Het geloof van de Hongaren in parlementaire, demo­kra­tische oplos­singen voor de grote problemen van natie, volk en staat is al nooit groot geweest, maar in de jaren '30 taant dat geloof nog verder. Vele ambte­naren, werklozen, studenten, gediplomeerde jongeren, bijna het gehele officierscorps, een groot deel van de 'kleine burge­rij', vele arbeiders en landar­beiders zien niets meer in het bestaande, deels nog feodale, en vooral liberale kapitalisme. In plaats van de liberale economische orde moet de over­heid, zeggen ze, maatregelen, zoals b.v. sociale hervormingen, doorvoeren. Een over­heid die werk ver­schaft -zoals de Itali­aanse en de Duitse- en die veel meer voor de gemeenschap als ge­heel, voor de natie, het volk, doet, die het volk mobili­seert, enz., spreekt nu ook het publiek in Hongarije aan.
Men ziet in deze kring een nauw verbond met Duits­land en Italië als wense­lijk, zelfs als absoluut noodzake­lijk. Híer wordt immers door de leider een beroep gedaan op de discipli­ne, de orde en tucht, de Natie, de volksge­meenschap, enz. Híer gaat er nog iets uit van de overheid, van de staat, zoals gezag, autori­teit, respekt. Uniformen, symbolen, organi­saties, parades, zijn de middelen ertoe. Niet vergeten moet worden, dat Hitler en Mussolini ook van voor deze tijd zéér moderne midde­len zoals radio, vliegtuig, film, krant, enz. gebruik hebben gemaakt bij hun vaak zeer doeltreffende propaganda. Ook in Hongarije worden nu verschil­lende recep­ten voor een snelle oplos­sing aange­dragen: Totalitaire en fascis­tische idealen hebben bij menig­een ingang gevonden. Er zijn in Hongarije immers méér dan genoeg bitter teleurge­stelde en volledig gefrus­treerde, arme en werkloze mensen te vinden!

top

De regering van de behoed­zame, aristokratische pre­mier Teleki stoort zich daar echter niet zo erg aan, en de grote ver­deeld­heid bij ex­treemrechts speelt hem -gelukkig- ook nog in de kaart. Hij vindt ook dat de "moderne" en agressieve methoden van Hitler en Mussolini niet zonder meer in Hongarije kunnen en mogen worden toegepast. Toch hebben enkele voorgangers van Teleki, zoals premier Gyula Gőmbős van 1932 tot z'n vroege dood in 1936, en premier Béla Imrédy van 1938 tot 1939, van alles gedaan om ook aan Honga­rije de nieu­we, fascis­tische 'orde' op te dringen. Door Gőmbős is b.v. een deel van de Hongaarse pers al aardig in radi­kaal-recht­se richting opge­schoven. Het regeringsblad "Magy­arság" ­wordt spot­goed­koop en met zware Duitse subsi­dies, aan de man ge­bracht, en ook een goed­kope zgn. Volksradio wordt vanaf 1939  door de regering als instrument ge­bruikt [Nagy-Talavera, 157].

* [Records uit een gegevensbron]:
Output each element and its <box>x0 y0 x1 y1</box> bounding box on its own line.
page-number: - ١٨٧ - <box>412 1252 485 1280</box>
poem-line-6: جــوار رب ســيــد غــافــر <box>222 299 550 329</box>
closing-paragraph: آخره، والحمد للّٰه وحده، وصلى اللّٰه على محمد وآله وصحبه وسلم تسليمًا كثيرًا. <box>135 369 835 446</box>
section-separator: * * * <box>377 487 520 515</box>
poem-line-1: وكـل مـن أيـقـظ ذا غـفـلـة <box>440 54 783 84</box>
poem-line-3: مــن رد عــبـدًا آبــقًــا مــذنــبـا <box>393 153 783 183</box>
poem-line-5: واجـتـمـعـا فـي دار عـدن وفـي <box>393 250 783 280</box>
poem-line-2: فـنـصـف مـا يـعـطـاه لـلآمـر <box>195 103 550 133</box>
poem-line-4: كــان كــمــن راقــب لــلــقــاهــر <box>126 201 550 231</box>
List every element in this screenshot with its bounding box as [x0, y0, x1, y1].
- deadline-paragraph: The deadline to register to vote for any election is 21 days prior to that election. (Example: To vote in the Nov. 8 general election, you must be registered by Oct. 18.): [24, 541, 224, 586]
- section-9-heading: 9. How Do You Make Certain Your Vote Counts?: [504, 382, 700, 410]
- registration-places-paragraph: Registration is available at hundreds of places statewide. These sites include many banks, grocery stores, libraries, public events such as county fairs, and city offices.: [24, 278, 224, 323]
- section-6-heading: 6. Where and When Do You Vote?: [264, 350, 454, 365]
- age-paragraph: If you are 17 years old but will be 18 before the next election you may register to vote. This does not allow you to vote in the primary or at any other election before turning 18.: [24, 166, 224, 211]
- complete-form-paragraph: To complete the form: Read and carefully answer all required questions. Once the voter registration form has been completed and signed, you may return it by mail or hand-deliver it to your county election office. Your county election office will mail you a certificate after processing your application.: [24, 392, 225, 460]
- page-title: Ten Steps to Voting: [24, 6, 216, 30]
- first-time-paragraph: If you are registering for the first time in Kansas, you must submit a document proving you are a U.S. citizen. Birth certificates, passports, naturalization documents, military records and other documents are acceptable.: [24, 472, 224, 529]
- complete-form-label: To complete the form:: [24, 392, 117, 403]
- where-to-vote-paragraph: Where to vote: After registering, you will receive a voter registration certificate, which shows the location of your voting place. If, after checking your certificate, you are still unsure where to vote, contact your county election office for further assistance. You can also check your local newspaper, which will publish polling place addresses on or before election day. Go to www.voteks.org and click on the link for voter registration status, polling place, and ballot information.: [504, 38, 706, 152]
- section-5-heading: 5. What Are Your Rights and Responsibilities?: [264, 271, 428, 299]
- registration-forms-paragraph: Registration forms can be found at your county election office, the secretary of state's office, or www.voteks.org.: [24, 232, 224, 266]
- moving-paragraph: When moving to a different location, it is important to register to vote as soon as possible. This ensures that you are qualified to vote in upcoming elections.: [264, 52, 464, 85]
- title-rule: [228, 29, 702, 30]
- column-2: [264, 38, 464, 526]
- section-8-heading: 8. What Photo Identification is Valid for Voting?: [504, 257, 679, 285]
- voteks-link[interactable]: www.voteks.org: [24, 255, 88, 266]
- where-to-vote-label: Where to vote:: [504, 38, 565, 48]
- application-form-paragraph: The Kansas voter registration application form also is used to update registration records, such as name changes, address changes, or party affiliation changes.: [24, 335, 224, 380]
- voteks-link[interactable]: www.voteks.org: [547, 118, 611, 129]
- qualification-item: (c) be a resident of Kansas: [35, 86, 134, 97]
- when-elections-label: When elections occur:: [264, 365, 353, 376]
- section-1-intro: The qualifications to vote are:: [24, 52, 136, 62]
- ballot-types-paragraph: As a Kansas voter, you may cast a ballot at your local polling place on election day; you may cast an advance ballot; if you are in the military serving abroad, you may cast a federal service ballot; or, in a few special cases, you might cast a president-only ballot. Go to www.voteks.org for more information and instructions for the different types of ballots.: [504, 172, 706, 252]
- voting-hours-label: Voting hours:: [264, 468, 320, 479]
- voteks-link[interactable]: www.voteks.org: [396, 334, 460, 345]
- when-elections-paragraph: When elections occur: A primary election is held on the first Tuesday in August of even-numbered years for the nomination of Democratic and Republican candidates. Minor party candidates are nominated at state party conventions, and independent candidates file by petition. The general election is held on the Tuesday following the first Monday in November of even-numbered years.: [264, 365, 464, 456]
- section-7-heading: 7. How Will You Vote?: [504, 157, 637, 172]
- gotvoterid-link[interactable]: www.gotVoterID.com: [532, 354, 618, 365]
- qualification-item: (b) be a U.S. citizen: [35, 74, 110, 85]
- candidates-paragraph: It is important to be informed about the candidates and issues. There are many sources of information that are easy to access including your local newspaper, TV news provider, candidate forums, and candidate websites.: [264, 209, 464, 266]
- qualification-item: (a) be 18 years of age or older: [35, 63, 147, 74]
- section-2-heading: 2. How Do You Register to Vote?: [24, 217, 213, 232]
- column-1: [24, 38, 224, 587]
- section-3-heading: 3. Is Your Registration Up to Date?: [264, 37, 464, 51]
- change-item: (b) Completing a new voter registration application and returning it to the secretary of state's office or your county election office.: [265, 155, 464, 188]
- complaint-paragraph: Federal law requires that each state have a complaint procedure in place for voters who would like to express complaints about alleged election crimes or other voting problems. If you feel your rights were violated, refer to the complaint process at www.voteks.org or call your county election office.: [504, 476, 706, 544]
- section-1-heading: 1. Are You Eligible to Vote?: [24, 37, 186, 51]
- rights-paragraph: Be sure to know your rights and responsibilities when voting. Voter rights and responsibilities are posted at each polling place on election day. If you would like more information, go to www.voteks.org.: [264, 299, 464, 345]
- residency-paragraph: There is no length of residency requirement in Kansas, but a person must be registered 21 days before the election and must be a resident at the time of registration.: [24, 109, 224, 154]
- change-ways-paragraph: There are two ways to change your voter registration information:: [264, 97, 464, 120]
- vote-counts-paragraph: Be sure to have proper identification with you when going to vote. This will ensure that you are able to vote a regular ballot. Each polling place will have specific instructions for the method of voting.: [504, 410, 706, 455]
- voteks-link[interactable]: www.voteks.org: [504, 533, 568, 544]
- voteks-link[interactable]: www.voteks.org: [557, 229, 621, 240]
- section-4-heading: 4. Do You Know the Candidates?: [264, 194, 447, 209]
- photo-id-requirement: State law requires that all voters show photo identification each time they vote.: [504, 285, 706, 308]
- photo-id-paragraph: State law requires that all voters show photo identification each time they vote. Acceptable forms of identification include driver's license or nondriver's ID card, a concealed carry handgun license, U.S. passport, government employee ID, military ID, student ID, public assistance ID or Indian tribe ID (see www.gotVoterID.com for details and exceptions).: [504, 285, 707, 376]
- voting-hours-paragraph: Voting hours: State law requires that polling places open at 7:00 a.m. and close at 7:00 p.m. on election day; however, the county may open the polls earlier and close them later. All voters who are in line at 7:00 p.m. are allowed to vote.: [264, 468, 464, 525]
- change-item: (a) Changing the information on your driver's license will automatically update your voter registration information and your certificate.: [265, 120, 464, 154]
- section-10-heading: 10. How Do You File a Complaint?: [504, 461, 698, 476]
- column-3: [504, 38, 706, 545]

* [Wat je doet]:
A. Welk regeringsblad werd volgens de tekst over Hongarije in de jaren '30 spotgoedkoop en met zware Duitse subsidies aan de man gebracht?
B. Welke moderne middelen noemt de tekst over Hongarije in de jaren '30 die Hitler en Mussolini voor hun propaganda gebruikten?
C. Hoe zou de tekst over Hongarije in de jaren '30 verder kunnen gaan? Schrijf een vervolg dat aansluit op de laatste zin.

* [Uitwerking oefening]:
A. Het regeringsblad "Magyarság".

B. Radio, vliegtuig, film en krant.

C.
Gőmbős en Imrédy zijn als premiers ook begonnen met het mobilise­ren van de massa. Zij willen hun volk met de zgn. moderne "geest van de 20e eeuw", die van fascisme en corpora­tis­me, vertrouwd maken. Zij vinden ook dat de over­heid met betrek­king tot organisatie, mobilisatie van "de natie" en ideo­logi­sche propa­gan­da in rechtse, autoritaire zin, een be­langrijke taak heeft. Imrédy -ooit was hij direkteur en later president van de Hon­gaarse Nationale Bank, en premier, de voorganger van Tele­ki- dringt daar sterk op aan. Voor velen heeft de ambitieuze en intelligente dr. Béla Imrédy echter allang afgedaan:
Hij mag dan een aanhan­ger zijn van de min of meer officiële zogenaamd "Chris­telijk-nationale politiek", maar hij is eerder in 1939 'ontmaskerd': Hij is in feite zelf van Duitse en ­Jood­se af­komst, zo heeft een Hongaars blad toen onthuld. Daarom is hij toen door Horthy ontslagen, maar hij heeft het vertrou­wen in zichzelf nooit verloren: Hij blijft zichzelf de meest geschikte leider voor Hongarije vinden!
De druk op de overheid om iets aan sociale en politiek her­vormingen te doen wordt dus steeds sterker, en men ziet in het buitenland dat een sterke solidariteit en organisatie sukses heeft. Van de regeringspartij uit moet daarom worden gehandeld, zo vinden velen nu in Hongarije.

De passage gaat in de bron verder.